What you need to do
#1 State whether each of the following statements agrees with the blood blister article, answering yes or no and quoting the deciding words of the article. (a) Historians believe first aid has been part of human culture since pre-historic times. (b) Anti-chafing products reduce friction by adding moisture to the skin. (c) The hands are the most common place on the body to get blisters.
#2 Carry the blood blister article forward from its last sentence.

Top of Passage provided

The origins of first aid are difficult to describe clearly, but historians believe it has been part of human culture since pre-historic times. Before we had modern science, villages or tribes had shamans. They taught their people how to respond to injuries and illness. While most always an online article will tell you to speak with your doctor about anything concerning you (and this one suggests that too), there are some ailments we are capable of handling ourselves.
Enter, the blood blister. It is kinda gross, totally annoying, but harmless in the grand scope of life. First aid is often sufficient in treating these spots.
What Causes Blood Blisters on Your Feet
The feet take the brunt of recurrent blisters. They support our entire body weight as we navigate the world. Show your tootsies some love by practicing preventative care.
Thwarting blisters start with proper footwear and basic habits. Professionals recommend:
- Ergonomic fit. Don’t let ego convince you to buy the wrong size. Sizes will vary from brand to brand and nobody is going to know what you bought. The style matters too. Save the heels for special occasions and always splurge to find well-suited exercise shoes.
- Break in newer shoes. Spanking new kicks need an adjustment period to your unique foot. If you have bunions or other abnormalities, take them to a cobbler to stretch them manually.
- Use an antiperspirant. Moisture is a big culprit behind blisters. Cut off sweaty feet by using a spray or roll-on antiperspirant.
- Utilize an anti-chafing product. Gels, creams, sticks, and ointments have been developed to minimize rubbing on troublesome parts of the body like feet, inner thighs, and under the boobs. These lubricate the area to reduce friction without adding moisture.
The Source of Blood Blisters on Your Hands
After the feet, the hands are the next most common place to get blisters. Quotidian sources for blood blisters on your hands include:
- Manual labor
- Ill fitting gloves
- Weight lifting
- Allergic reaction
Our hands are our first line of defense against all triggers. Injuries and blisters pop up here because we experience everything through our hands.
Diseases with Blisters as a Symptom
We have covered how to minimize blisters caused by friction, but it’s not just rubbing at fault. Blisters can also be a symptom of autoimmune disorders like:
- Bullous pemphigoid. An autoimmune disease where the immune system attacks the skin causing large, itchy blisters.
- Dermatitis Herpetiformis. Gluten intolerant people will sometimes develop blisters as a symptom of Celiacs.

Bottom of Passage provided
Top of Dataset content

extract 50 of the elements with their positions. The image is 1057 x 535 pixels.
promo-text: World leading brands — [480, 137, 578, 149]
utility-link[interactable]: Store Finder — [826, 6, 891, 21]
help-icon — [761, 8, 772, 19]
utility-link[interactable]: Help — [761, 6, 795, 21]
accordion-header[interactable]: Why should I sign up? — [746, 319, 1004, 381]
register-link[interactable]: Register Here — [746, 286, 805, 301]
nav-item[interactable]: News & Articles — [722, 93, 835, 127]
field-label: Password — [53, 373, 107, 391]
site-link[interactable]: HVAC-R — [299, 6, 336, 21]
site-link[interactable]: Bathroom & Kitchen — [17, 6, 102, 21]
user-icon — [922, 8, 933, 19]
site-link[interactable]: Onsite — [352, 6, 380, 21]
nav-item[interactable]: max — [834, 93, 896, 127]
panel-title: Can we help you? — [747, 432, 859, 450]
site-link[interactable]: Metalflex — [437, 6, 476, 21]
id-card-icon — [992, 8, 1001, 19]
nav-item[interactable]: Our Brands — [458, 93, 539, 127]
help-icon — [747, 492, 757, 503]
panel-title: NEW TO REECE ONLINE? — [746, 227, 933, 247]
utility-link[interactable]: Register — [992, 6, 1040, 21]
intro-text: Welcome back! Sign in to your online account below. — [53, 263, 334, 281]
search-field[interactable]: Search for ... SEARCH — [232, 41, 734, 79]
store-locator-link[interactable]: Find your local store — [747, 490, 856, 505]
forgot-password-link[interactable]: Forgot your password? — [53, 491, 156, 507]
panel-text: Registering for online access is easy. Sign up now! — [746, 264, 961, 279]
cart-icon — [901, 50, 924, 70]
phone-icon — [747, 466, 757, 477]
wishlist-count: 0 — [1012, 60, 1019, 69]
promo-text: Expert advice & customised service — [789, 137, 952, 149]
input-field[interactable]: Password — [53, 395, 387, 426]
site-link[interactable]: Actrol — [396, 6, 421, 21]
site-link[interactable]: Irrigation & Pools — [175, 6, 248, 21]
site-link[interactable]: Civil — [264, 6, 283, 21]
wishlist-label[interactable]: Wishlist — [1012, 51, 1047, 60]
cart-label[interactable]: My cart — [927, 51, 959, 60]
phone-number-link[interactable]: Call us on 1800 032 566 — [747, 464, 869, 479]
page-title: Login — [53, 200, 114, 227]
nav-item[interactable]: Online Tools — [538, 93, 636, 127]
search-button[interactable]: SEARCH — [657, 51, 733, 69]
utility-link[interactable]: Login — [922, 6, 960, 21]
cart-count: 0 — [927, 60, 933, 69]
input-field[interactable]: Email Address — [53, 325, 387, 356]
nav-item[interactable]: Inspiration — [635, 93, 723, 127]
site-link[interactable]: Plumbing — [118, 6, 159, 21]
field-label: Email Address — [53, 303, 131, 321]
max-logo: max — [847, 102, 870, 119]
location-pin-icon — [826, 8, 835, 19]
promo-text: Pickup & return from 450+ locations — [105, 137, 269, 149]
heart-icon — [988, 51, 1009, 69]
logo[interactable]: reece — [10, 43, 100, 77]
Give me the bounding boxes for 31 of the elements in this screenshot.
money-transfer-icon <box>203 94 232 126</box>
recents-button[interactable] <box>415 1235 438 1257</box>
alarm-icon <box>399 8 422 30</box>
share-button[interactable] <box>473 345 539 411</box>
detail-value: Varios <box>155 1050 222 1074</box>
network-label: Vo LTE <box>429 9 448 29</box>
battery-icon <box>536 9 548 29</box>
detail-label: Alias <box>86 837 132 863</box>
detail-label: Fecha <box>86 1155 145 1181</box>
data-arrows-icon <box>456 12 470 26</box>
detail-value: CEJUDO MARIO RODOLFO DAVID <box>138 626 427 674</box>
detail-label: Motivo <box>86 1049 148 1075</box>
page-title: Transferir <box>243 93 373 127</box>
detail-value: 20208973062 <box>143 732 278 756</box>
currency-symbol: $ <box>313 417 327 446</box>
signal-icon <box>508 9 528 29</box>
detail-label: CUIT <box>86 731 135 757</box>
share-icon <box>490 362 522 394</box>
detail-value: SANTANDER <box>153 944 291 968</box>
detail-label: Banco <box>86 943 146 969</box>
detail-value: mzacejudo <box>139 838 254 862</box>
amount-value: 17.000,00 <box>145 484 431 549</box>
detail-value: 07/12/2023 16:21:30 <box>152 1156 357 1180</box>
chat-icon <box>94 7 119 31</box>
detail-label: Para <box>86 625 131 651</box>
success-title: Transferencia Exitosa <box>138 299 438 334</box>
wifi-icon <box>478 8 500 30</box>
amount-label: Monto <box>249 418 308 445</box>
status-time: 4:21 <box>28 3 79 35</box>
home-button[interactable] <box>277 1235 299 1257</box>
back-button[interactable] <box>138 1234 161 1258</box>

Bottom of Dataset content

Exercise results
#1
(a) Yes: "historians believe it has been part of human culture since pre-historic times."
(b) No: "These lubricate the area to reduce friction without adding moisture."
(c) No: "After the feet, the hands are the next most common place to get blisters."

#2
- Pemphigus vulgaris. This strain targets the proteins. Sufferers experience blisters and peeling skin.
How to Take Care of a Blood Blister Yourself
The hardest thing to do sometimes is nothing. That is doctors’ advice when it comes to healing a blood blister. Try this instead:
Resist the urge to pop it. If left alone, the body will regenerate cells underneath the blister and absorb the fluid. The top layer of skin protects against germs.
Wash regularly with gentle soap and water
Avoid additional friction. Swap shoes, stay off your feet, skip the gym for a few days. Whatever you need to do to rest the affected area.
How to Treat Blood Blisters with Medical Intervention
Friction-based blisters do not require medical attention unless they become problematic. How to treat blisters encouraged by disease or allergies is different. A doctor may prescribe an antibiotic or a steroid to reduce inflammation and stop the blisters.
Going gluten-free will help the percentage that suffer from Celiacs or intolerance. Visit a nutritionist to develop a plan of attack to change your diet.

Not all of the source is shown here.